- Data records:

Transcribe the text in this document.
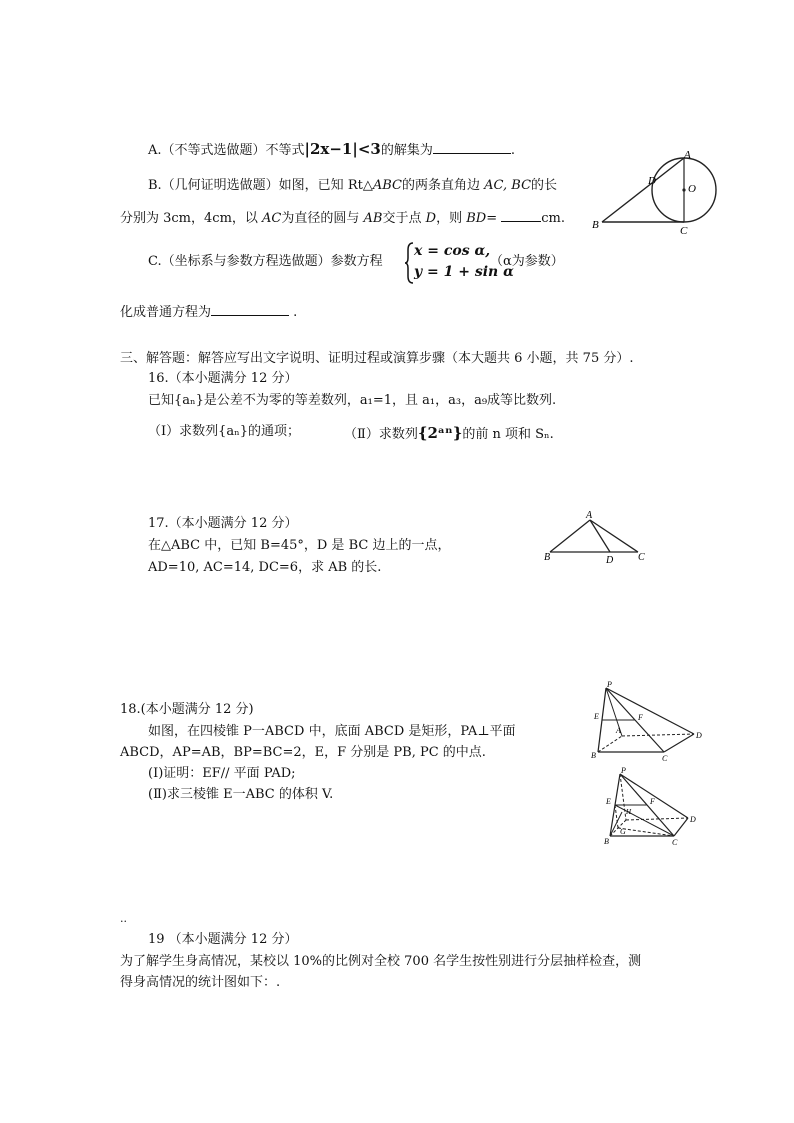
A.（不等式选做题）不等式|2x−1|<3的解集为	.	A
D
O
B	C
B.（几何证明选做题）如图，已知 Rt△ABC的两条直角边 AC, BC的长
分别为 3cm，4cm，以 AC为直径的圆与 AB交于点 D，则 BD=	cm.
C.（坐标系与参数方程选做题）参数方程
x = cos α,
y = 1 + sin α
（α为参数）
化成普通方程为	.
三、解答题：解答应写出文字说明、证明过程或演算步骤（本大题共 6 小题，共 75 分）.
16.（本小题满分 12 分）
已知{aₙ}是公差不为零的等差数列，a₁=1，且 a₁，a₃，a₉成等比数列.
（Ⅰ）求数列{aₙ}的通项；	（Ⅱ）求数列{2ᵃⁿ}的前 n 项和 Sₙ.
17.（本小题满分 12 分）
在△ABC 中，已知 B=45°，D 是 BC 边上的一点，
AD=10, AC=14, DC=6，求 AB 的长.
A
B	D C
18.(本小题满分 12 分)
如图，在四棱锥 P一ABCD 中，底面 ABCD 是矩形，PA⊥平面
ABCD，AP=AB，BP=BC=2，E，F 分别是 PB, PC 的中点.
(Ⅰ)证明：EF// 平面 PAD;
(Ⅱ)求三棱锥 E一ABC 的体积 V.
P
E	F
A
B	C
D
P
E	F
H
G
B	C
D
..
19 （本小题满分 12 分）
为了解学生身高情况，某校以 10%的比例对全校 700 名学生按性别进行分层抽样检查，测
得身高情况的统计图如下：.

- What is being asked: Copy every entry word for word, but omit the pictures.

- Result:
Transcribe the text in this document.
A.（不等式选做题）不等式|2x−1|<3的解集为	.	A
D
O
B	C
B.（几何证明选做题）如图，已知 Rt△ABC的两条直角边 AC, BC的长
分别为 3cm，4cm，以 AC为直径的圆与 AB交于点 D，则 BD=	cm.
C.（坐标系与参数方程选做题）参数方程
x = cos α,
y = 1 + sin α
（α为参数）
化成普通方程为	.
三、解答题：解答应写出文字说明、证明过程或演算步骤（本大题共 6 小题，共 75 分）.
16.（本小题满分 12 分）
已知{aₙ}是公差不为零的等差数列，a₁=1，且 a₁，a₃，a₉成等比数列.
（Ⅰ）求数列{aₙ}的通项；	（Ⅱ）求数列{2ᵃⁿ}的前 n 项和 Sₙ.
17.（本小题满分 12 分）
在△ABC 中，已知 B=45°，D 是 BC 边上的一点，
AD=10, AC=14, DC=6，求 AB 的长.
A
B	D C
18.(本小题满分 12 分)
如图，在四棱锥 P一ABCD 中，底面 ABCD 是矩形，PA⊥平面
ABCD，AP=AB，BP=BC=2，E，F 分别是 PB, PC 的中点.
(Ⅰ)证明：EF// 平面 PAD;
(Ⅱ)求三棱锥 E一ABC 的体积 V.
P
E	F
A
B	C
D
P
E	F
H
G
B	C
D
..
19 （本小题满分 12 分）
为了解学生身高情况，某校以 10%的比例对全校 700 名学生按性别进行分层抽样检查，测
得身高情况的统计图如下：.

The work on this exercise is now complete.